-- Start THE DATA --
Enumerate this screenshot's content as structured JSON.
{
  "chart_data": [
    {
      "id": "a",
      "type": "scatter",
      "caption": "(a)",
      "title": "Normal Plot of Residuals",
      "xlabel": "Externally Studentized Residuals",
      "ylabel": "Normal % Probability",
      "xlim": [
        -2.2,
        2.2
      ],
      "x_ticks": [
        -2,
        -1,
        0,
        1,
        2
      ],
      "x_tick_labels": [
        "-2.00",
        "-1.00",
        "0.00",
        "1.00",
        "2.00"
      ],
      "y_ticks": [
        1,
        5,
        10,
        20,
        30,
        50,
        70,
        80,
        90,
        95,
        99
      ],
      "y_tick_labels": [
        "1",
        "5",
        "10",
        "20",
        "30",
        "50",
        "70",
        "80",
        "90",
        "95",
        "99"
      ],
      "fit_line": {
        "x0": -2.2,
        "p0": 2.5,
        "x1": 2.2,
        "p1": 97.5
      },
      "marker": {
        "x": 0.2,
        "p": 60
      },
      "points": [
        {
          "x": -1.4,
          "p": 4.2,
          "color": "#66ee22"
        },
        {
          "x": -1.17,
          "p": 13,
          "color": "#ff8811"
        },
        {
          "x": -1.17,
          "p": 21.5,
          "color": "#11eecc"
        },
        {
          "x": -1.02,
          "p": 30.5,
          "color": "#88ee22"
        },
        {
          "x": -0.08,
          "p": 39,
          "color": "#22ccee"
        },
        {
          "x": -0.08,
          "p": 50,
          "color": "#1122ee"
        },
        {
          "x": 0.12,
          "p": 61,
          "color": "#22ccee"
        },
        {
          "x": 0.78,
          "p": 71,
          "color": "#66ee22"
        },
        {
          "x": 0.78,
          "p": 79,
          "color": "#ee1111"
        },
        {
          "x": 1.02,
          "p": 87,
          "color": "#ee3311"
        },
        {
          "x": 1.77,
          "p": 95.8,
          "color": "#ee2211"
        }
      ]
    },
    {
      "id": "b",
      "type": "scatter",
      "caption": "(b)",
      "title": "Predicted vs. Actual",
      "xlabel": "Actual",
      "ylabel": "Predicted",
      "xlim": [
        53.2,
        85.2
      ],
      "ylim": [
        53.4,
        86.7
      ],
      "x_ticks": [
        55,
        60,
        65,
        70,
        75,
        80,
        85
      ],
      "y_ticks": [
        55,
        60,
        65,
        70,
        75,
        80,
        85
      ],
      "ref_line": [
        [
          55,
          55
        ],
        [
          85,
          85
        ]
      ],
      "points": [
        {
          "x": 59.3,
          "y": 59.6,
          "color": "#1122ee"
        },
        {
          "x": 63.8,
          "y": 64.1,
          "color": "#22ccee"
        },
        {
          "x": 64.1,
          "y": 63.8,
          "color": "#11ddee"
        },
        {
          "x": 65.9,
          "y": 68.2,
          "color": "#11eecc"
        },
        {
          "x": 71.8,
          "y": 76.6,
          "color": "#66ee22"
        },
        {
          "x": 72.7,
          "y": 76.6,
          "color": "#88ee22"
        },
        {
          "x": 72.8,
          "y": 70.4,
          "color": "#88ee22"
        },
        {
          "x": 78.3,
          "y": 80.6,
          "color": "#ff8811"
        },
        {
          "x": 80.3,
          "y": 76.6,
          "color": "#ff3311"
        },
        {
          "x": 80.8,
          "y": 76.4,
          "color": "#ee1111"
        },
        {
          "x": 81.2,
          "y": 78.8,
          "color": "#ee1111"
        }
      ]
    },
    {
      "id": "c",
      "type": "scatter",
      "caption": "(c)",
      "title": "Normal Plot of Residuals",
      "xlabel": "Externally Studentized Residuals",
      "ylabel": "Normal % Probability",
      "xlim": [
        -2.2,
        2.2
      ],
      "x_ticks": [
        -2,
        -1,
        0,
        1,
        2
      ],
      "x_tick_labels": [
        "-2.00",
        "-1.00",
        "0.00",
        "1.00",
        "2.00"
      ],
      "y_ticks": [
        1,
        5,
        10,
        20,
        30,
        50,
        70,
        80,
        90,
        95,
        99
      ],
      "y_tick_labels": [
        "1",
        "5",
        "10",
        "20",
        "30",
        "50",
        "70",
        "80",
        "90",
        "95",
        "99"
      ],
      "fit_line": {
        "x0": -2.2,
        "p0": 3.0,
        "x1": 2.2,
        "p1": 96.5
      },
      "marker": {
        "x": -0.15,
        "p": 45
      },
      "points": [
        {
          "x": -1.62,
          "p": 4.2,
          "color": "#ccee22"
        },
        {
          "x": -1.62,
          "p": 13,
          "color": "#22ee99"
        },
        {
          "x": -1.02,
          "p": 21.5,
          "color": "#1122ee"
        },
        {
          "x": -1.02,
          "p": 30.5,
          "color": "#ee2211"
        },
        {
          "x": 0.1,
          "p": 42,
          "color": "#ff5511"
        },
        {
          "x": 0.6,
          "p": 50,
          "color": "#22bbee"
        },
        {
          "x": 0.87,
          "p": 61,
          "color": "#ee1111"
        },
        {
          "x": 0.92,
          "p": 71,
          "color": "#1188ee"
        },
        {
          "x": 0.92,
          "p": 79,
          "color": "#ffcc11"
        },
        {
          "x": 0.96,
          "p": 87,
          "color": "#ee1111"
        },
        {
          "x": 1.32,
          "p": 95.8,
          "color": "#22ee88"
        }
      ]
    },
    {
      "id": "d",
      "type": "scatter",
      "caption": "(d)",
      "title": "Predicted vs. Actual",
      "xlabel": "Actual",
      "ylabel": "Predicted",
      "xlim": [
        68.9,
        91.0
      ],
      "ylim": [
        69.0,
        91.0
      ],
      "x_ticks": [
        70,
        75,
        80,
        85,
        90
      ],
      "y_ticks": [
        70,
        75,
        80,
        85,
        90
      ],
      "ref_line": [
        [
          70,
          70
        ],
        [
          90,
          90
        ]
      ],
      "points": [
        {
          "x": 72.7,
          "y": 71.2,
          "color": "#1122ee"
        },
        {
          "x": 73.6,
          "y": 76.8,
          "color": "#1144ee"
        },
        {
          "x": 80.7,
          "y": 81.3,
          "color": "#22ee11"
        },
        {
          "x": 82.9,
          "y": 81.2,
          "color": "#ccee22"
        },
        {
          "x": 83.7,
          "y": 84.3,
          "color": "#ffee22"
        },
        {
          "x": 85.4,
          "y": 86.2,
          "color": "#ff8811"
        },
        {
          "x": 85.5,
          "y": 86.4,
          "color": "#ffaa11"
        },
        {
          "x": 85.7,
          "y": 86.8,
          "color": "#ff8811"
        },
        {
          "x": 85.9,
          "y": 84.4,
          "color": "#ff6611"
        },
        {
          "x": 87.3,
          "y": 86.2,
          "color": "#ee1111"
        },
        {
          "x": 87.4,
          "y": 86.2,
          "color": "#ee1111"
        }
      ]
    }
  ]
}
-- End THE DATA --
WORK TO COMPLETE
Reproduce each entry word for word.

FULL ANSWER
Enumerate this screenshot's content as structured JSON.
{
  "chart_data": [
    {
      "id": "a",
      "type": "scatter",
      "caption": "(a)",
      "title": "Normal Plot of Residuals",
      "xlabel": "Externally Studentized Residuals",
      "ylabel": "Normal % Probability",
      "xlim": [
        -2.2,
        2.2
      ],
      "x_ticks": [
        -2,
        -1,
        0,
        1,
        2
      ],
      "x_tick_labels": [
        "-2.00",
        "-1.00",
        "0.00",
        "1.00",
        "2.00"
      ],
      "y_ticks": [
        1,
        5,
        10,
        20,
        30,
        50,
        70,
        80,
        90,
        95,
        99
      ],
      "y_tick_labels": [
        "1",
        "5",
        "10",
        "20",
        "30",
        "50",
        "70",
        "80",
        "90",
        "95",
        "99"
      ],
      "fit_line": {
        "x0": -2.2,
        "p0": 2.5,
        "x1": 2.2,
        "p1": 97.5
      },
      "marker": {
        "x": 0.2,
        "p": 60
      },
      "points": [
        {
          "x": -1.4,
          "p": 4.2,
          "color": "#66ee22"
        },
        {
          "x": -1.17,
          "p": 13,
          "color": "#ff8811"
        },
        {
          "x": -1.17,
          "p": 21.5,
          "color": "#11eecc"
        },
        {
          "x": -1.02,
          "p": 30.5,
          "color": "#88ee22"
        },
        {
          "x": -0.08,
          "p": 39,
          "color": "#22ccee"
        },
        {
          "x": -0.08,
          "p": 50,
          "color": "#1122ee"
        },
        {
          "x": 0.12,
          "p": 61,
          "color": "#22ccee"
        },
        {
          "x": 0.78,
          "p": 71,
          "color": "#66ee22"
        },
        {
          "x": 0.78,
          "p": 79,
          "color": "#ee1111"
        },
        {
          "x": 1.02,
          "p": 87,
          "color": "#ee3311"
        },
        {
          "x": 1.77,
          "p": 95.8,
          "color": "#ee2211"
        }
      ]
    },
    {
      "id": "b",
      "type": "scatter",
      "caption": "(b)",
      "title": "Predicted vs. Actual",
      "xlabel": "Actual",
      "ylabel": "Predicted",
      "xlim": [
        53.2,
        85.2
      ],
      "ylim": [
        53.4,
        86.7
      ],
      "x_ticks": [
        55,
        60,
        65,
        70,
        75,
        80,
        85
      ],
      "y_ticks": [
        55,
        60,
        65,
        70,
        75,
        80,
        85
      ],
      "ref_line": [
        [
          55,
          55
        ],
        [
          85,
          85
        ]
      ],
      "points": [
        {
          "x": 59.3,
          "y": 59.6,
          "color": "#1122ee"
        },
        {
          "x": 63.8,
          "y": 64.1,
          "color": "#22ccee"
        },
        {
          "x": 64.1,
          "y": 63.8,
          "color": "#11ddee"
        },
        {
          "x": 65.9,
          "y": 68.2,
          "color": "#11eecc"
        },
        {
          "x": 71.8,
          "y": 76.6,
          "color": "#66ee22"
        },
        {
          "x": 72.7,
          "y": 76.6,
          "color": "#88ee22"
        },
        {
          "x": 72.8,
          "y": 70.4,
          "color": "#88ee22"
        },
        {
          "x": 78.3,
          "y": 80.6,
          "color": "#ff8811"
        },
        {
          "x": 80.3,
          "y": 76.6,
          "color": "#ff3311"
        },
        {
          "x": 80.8,
          "y": 76.4,
          "color": "#ee1111"
        },
        {
          "x": 81.2,
          "y": 78.8,
          "color": "#ee1111"
        }
      ]
    },
    {
      "id": "c",
      "type": "scatter",
      "caption": "(c)",
      "title": "Normal Plot of Residuals",
      "xlabel": "Externally Studentized Residuals",
      "ylabel": "Normal % Probability",
      "xlim": [
        -2.2,
        2.2
      ],
      "x_ticks": [
        -2,
        -1,
        0,
        1,
        2
      ],
      "x_tick_labels": [
        "-2.00",
        "-1.00",
        "0.00",
        "1.00",
        "2.00"
      ],
      "y_ticks": [
        1,
        5,
        10,
        20,
        30,
        50,
        70,
        80,
        90,
        95,
        99
      ],
      "y_tick_labels": [
        "1",
        "5",
        "10",
        "20",
        "30",
        "50",
        "70",
        "80",
        "90",
        "95",
        "99"
      ],
      "fit_line": {
        "x0": -2.2,
        "p0": 3.0,
        "x1": 2.2,
        "p1": 96.5
      },
      "marker": {
        "x": -0.15,
        "p": 45
      },
      "points": [
        {
          "x": -1.62,
          "p": 4.2,
          "color": "#ccee22"
        },
        {
          "x": -1.62,
          "p": 13,
          "color": "#22ee99"
        },
        {
          "x": -1.02,
          "p": 21.5,
          "color": "#1122ee"
        },
        {
          "x": -1.02,
          "p": 30.5,
          "color": "#ee2211"
        },
        {
          "x": 0.1,
          "p": 42,
          "color": "#ff5511"
        },
        {
          "x": 0.6,
          "p": 50,
          "color": "#22bbee"
        },
        {
          "x": 0.87,
          "p": 61,
          "color": "#ee1111"
        },
        {
          "x": 0.92,
          "p": 71,
          "color": "#1188ee"
        },
        {
          "x": 0.92,
          "p": 79,
          "color": "#ffcc11"
        },
        {
          "x": 0.96,
          "p": 87,
          "color": "#ee1111"
        },
        {
          "x": 1.32,
          "p": 95.8,
          "color": "#22ee88"
        }
      ]
    },
    {
      "id": "d",
      "type": "scatter",
      "caption": "(d)",
      "title": "Predicted vs. Actual",
      "xlabel": "Actual",
      "ylabel": "Predicted",
      "xlim": [
        68.9,
        91.0
      ],
      "ylim": [
        69.0,
        91.0
      ],
      "x_ticks": [
        70,
        75,
        80,
        85,
        90
      ],
      "y_ticks": [
        70,
        75,
        80,
        85,
        90
      ],
      "ref_line": [
        [
          70,
          70
        ],
        [
          90,
          90
        ]
      ],
      "points": [
        {
          "x": 72.7,
          "y": 71.2,
          "color": "#1122ee"
        },
        {
          "x": 73.6,
          "y": 76.8,
          "color": "#1144ee"
        },
        {
          "x": 80.7,
          "y": 81.3,
          "color": "#22ee11"
        },
        {
          "x": 82.9,
          "y": 81.2,
          "color": "#ccee22"
        },
        {
          "x": 83.7,
          "y": 84.3,
          "color": "#ffee22"
        },
        {
          "x": 85.4,
          "y": 86.2,
          "color": "#ff8811"
        },
        {
          "x": 85.5,
          "y": 86.4,
          "color": "#ffaa11"
        },
        {
          "x": 85.7,
          "y": 86.8,
          "color": "#ff8811"
        },
        {
          "x": 85.9,
          "y": 84.4,
          "color": "#ff6611"
        },
        {
          "x": 87.3,
          "y": 86.2,
          "color": "#ee1111"
        },
        {
          "x": 87.4,
          "y": 86.2,
          "color": "#ee1111"
        }
      ]
    }
  ]
}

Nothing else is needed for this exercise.